### [EXERCISE PROMPT]
Transcribe every line of each entry below verbatim, omitting the pictures from your response.

(Visual layout entries)
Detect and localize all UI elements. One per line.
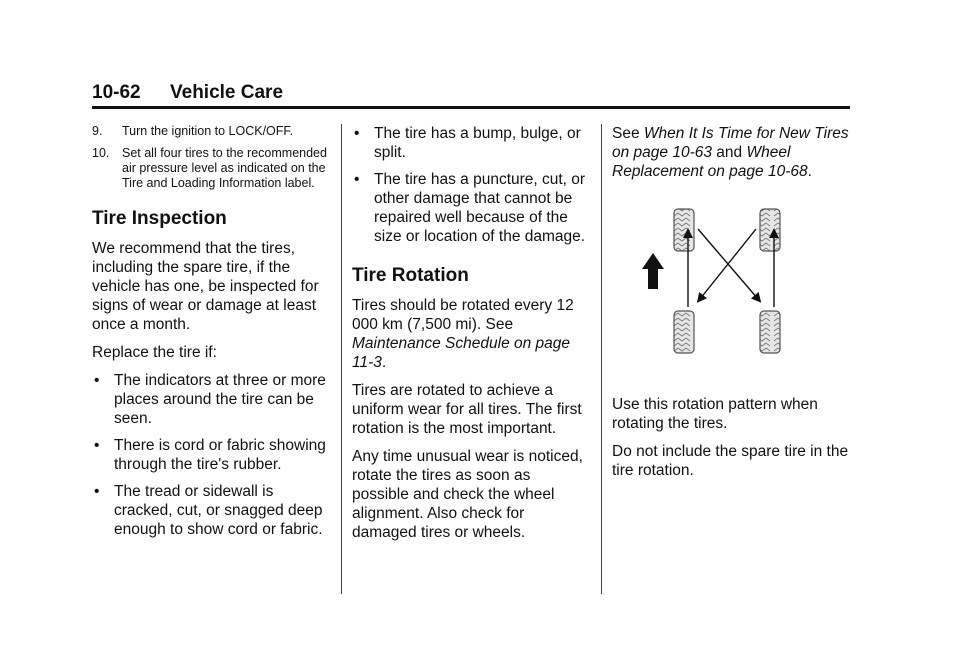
replace-if-label: Replace the tire if: xyxy=(92,344,217,361)
list-item xyxy=(92,482,328,539)
see-text: See xyxy=(612,125,644,142)
and-text: and xyxy=(711,144,747,161)
forward-direction-arrow-icon xyxy=(642,253,664,289)
list-item xyxy=(92,371,328,428)
step-item xyxy=(92,146,328,191)
list-item xyxy=(352,124,588,162)
rotation-pattern-diagram xyxy=(612,207,812,367)
column-divider xyxy=(341,124,342,594)
page-header xyxy=(92,80,850,108)
rotation-interval xyxy=(352,296,588,372)
tire-front-right-icon xyxy=(760,209,780,251)
list-item-text: The tire has a bump, bulge, or split. xyxy=(374,125,581,161)
new-tires-link[interactable]: When It Is Time for New Tires on page 10-63 xyxy=(612,125,849,161)
inspection-intro: We recommend that the tires, including the spare tire, if the vehicle has one, be inspected for signs of wear or damage at least once a month. xyxy=(92,240,319,333)
bullet-glyph: • xyxy=(94,437,100,454)
period: . xyxy=(381,354,387,371)
front-right-to-rear-left-arrow xyxy=(700,229,756,299)
column-3 xyxy=(612,124,850,489)
tire-rotation-heading: Tire Rotation xyxy=(352,265,469,286)
column-2 xyxy=(352,124,588,551)
rotation-purpose: Tires are rotated to achieve a uniform wear for all tires. The first rotation is the most important. xyxy=(352,382,582,437)
column-divider xyxy=(601,124,602,594)
list-item-text: The tire has a puncture, cut, or other damage that cannot be repaired well because of the size or location of the damage. xyxy=(374,171,586,245)
list-item xyxy=(92,436,328,474)
tire-inspection-heading: Tire Inspection xyxy=(92,208,227,229)
section-title: Vehicle Care xyxy=(170,82,284,103)
bullet-glyph: • xyxy=(94,483,100,500)
step-number: 9. xyxy=(92,124,103,138)
rotation-pattern-note: Use this rotation pattern when rotating the tires. xyxy=(612,396,818,432)
tire-rear-left-icon xyxy=(674,311,694,353)
bullet-glyph: • xyxy=(354,171,360,188)
see-references xyxy=(612,124,850,181)
rotation-diagram-svg xyxy=(612,207,812,367)
rotation-unusual-wear: Any time unusual wear is noticed, rotate the tires as soon as possible and check the wheel alignment. Also check for damaged tires or wheels. xyxy=(352,448,583,541)
step-number: 10. xyxy=(92,146,110,160)
tire-rear-right-icon xyxy=(760,311,780,353)
list-item-text: There is cord or fabric showing through the tire's rubber. xyxy=(114,437,326,473)
list-item-text: The indicators at three or more places around the tire can be seen. xyxy=(114,372,326,427)
maintenance-schedule-link[interactable]: Maintenance Schedule on page 11-3 xyxy=(352,335,571,371)
tire-front-left-icon xyxy=(674,209,694,251)
header-rule xyxy=(92,106,850,109)
list-item xyxy=(352,170,588,246)
step-item xyxy=(92,124,328,139)
period: . xyxy=(807,163,812,180)
bullet-glyph: • xyxy=(94,372,100,389)
step-text: Turn the ignition to LOCK/OFF. xyxy=(122,124,294,138)
rotation-interval-text: Tires should be rotated every 12 000 km (7,500 mi). See xyxy=(352,297,574,333)
list-item-text: The tread or sidewall is cracked, cut, or snagged deep enough to show cord or fabric. xyxy=(114,483,323,538)
bullet-glyph: • xyxy=(354,125,360,142)
spare-tire-note: Do not include the spare tire in the tire rotation. xyxy=(612,443,849,479)
step-text: Set all four tires to the recommended air pressure level as indicated on the Tire and Loading Information label. xyxy=(122,146,327,190)
wheel-replacement-link[interactable]: Wheel Replacement on page 10-68 xyxy=(612,144,808,180)
column-1 xyxy=(92,124,328,547)
page-number: 10-62 xyxy=(92,82,141,103)
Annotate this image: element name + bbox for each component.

### [PROBLEM SOLUTION]
Detect and localize all UI elements. One per line.
replace-if-label: Replace the tire if: xyxy=(92,344,217,361)
list-item xyxy=(92,482,328,539)
see-text: See xyxy=(612,125,644,142)
and-text: and xyxy=(711,144,747,161)
forward-direction-arrow-icon xyxy=(642,253,664,289)
list-item xyxy=(92,371,328,428)
step-item xyxy=(92,146,328,191)
list-item xyxy=(352,124,588,162)
rotation-pattern-diagram xyxy=(612,207,812,367)
column-divider xyxy=(341,124,342,594)
page-header xyxy=(92,80,850,108)
rotation-interval xyxy=(352,296,588,372)
tire-front-right-icon xyxy=(760,209,780,251)
list-item-text: The tire has a bump, bulge, or split. xyxy=(374,125,581,161)
new-tires-link[interactable]: When It Is Time for New Tires on page 10-63 xyxy=(612,125,849,161)
inspection-intro: We recommend that the tires, including the spare tire, if the vehicle has one, be inspected for signs of wear or damage at least once a month. xyxy=(92,240,319,333)
bullet-glyph: • xyxy=(94,437,100,454)
period: . xyxy=(381,354,387,371)
front-right-to-rear-left-arrow xyxy=(700,229,756,299)
column-3 xyxy=(612,124,850,489)
tire-rotation-heading: Tire Rotation xyxy=(352,265,469,286)
column-2 xyxy=(352,124,588,551)
rotation-purpose: Tires are rotated to achieve a uniform wear for all tires. The first rotation is the most important. xyxy=(352,382,582,437)
column-divider xyxy=(601,124,602,594)
list-item-text: The tire has a puncture, cut, or other damage that cannot be repaired well because of the size or location of the damage. xyxy=(374,171,586,245)
list-item xyxy=(92,436,328,474)
tire-inspection-heading: Tire Inspection xyxy=(92,208,227,229)
section-title: Vehicle Care xyxy=(170,82,284,103)
bullet-glyph: • xyxy=(94,483,100,500)
step-number: 9. xyxy=(92,124,103,138)
rotation-pattern-note: Use this rotation pattern when rotating the tires. xyxy=(612,396,818,432)
tire-rear-left-icon xyxy=(674,311,694,353)
bullet-glyph: • xyxy=(354,171,360,188)
see-references xyxy=(612,124,850,181)
rotation-diagram-svg xyxy=(612,207,812,367)
rotation-unusual-wear: Any time unusual wear is noticed, rotate the tires as soon as possible and check the wheel alignment. Also check for damaged tires or wheels. xyxy=(352,448,583,541)
step-number: 10. xyxy=(92,146,110,160)
tire-rear-right-icon xyxy=(760,311,780,353)
list-item-text: There is cord or fabric showing through the tire's rubber. xyxy=(114,437,326,473)
list-item-text: The indicators at three or more places around the tire can be seen. xyxy=(114,372,326,427)
maintenance-schedule-link[interactable]: Maintenance Schedule on page 11-3 xyxy=(352,335,571,371)
tire-front-left-icon xyxy=(674,209,694,251)
header-rule xyxy=(92,106,850,109)
list-item xyxy=(352,170,588,246)
step-item xyxy=(92,124,328,139)
period: . xyxy=(807,163,812,180)
bullet-glyph: • xyxy=(94,372,100,389)
step-text: Turn the ignition to LOCK/OFF. xyxy=(122,124,294,138)
rotation-interval-text: Tires should be rotated every 12 000 km (7,500 mi). See xyxy=(352,297,574,333)
list-item-text: The tread or sidewall is cracked, cut, or snagged deep enough to show cord or fabric. xyxy=(114,483,323,538)
bullet-glyph: • xyxy=(354,125,360,142)
spare-tire-note: Do not include the spare tire in the tire rotation. xyxy=(612,443,849,479)
step-text: Set all four tires to the recommended air pressure level as indicated on the Tire and Loading Information label. xyxy=(122,146,327,190)
wheel-replacement-link[interactable]: Wheel Replacement on page 10-68 xyxy=(612,144,808,180)
column-1 xyxy=(92,124,328,547)
page-number: 10-62 xyxy=(92,82,141,103)
Annotate this image: element name + bbox for each component.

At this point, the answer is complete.